▶ Short exercise
Pick up the University Writing Program text after its last line and keep writing it, leaving the data aside.

▶ Text
Images source: © Reid Sczerba, Center for Educational Resources, 2016
The University Writing Program is an independent academic unit in the Division of Humanities, Arts, and Cultural Studies. We offer courses in rhetoric and writing studies (for example, in rhetorical theory, journalism, and technical communication) as part of our Minor in Professional Writing. We also offer instruction in writing to students in all four colleges, including core courses in composition, Writing In the Disciplines, and Writing in the Professions.
The University Writing Program has defined broad student learning objectives for the program as a whole, along with course-specific goals and outcomes and, for the professional writing minor, learning objectives that develop through several courses and over time.
Objectives for Lower Division Courses
- learn to read closely and critically and to analyze the purpose, audience, format, and conventions in varied types of writing.
- experiment with and reflect on writing processes, including techniques for researching, planning, brainstorming, drafting, revising and editing.
- improve their ability to work collaboratively in peer workshops, group work, and group projects.

▶ Provided data

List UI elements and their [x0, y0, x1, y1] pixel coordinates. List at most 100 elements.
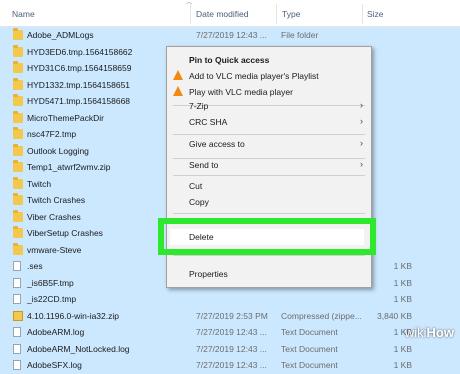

▶ Reply
- learn to name, describe, analyze and apply basic concepts and principles in varied areas of writing in the disciplines and professions.
- learn to integrate ideas, data, and evidence from written and oral sources into writing projects.
- understand how writing and citing conventions vary in different disciplines and professions.
Course-specific goals and student learning outcomes for UWP lower division classes are described on a course-by-course basis
Objectives for Upper Division Courses
- learn to read more difficult texts closely and critically and to use them as models for writing projects.
- improve their ability to manage the writing process to suit the task and situation, including more advanced skills in planning, drafting, revising and editing.
- improve their ability to frame and analyze a topic or problem, do independent research, evaluate sources, and interpret and integrate information and ideas appropriately from oral and written sources.
- learn to conduct research in writing studies and professional writing.
- produce varied types of writing, including essays, reports, proposals, arguments, and technical documents.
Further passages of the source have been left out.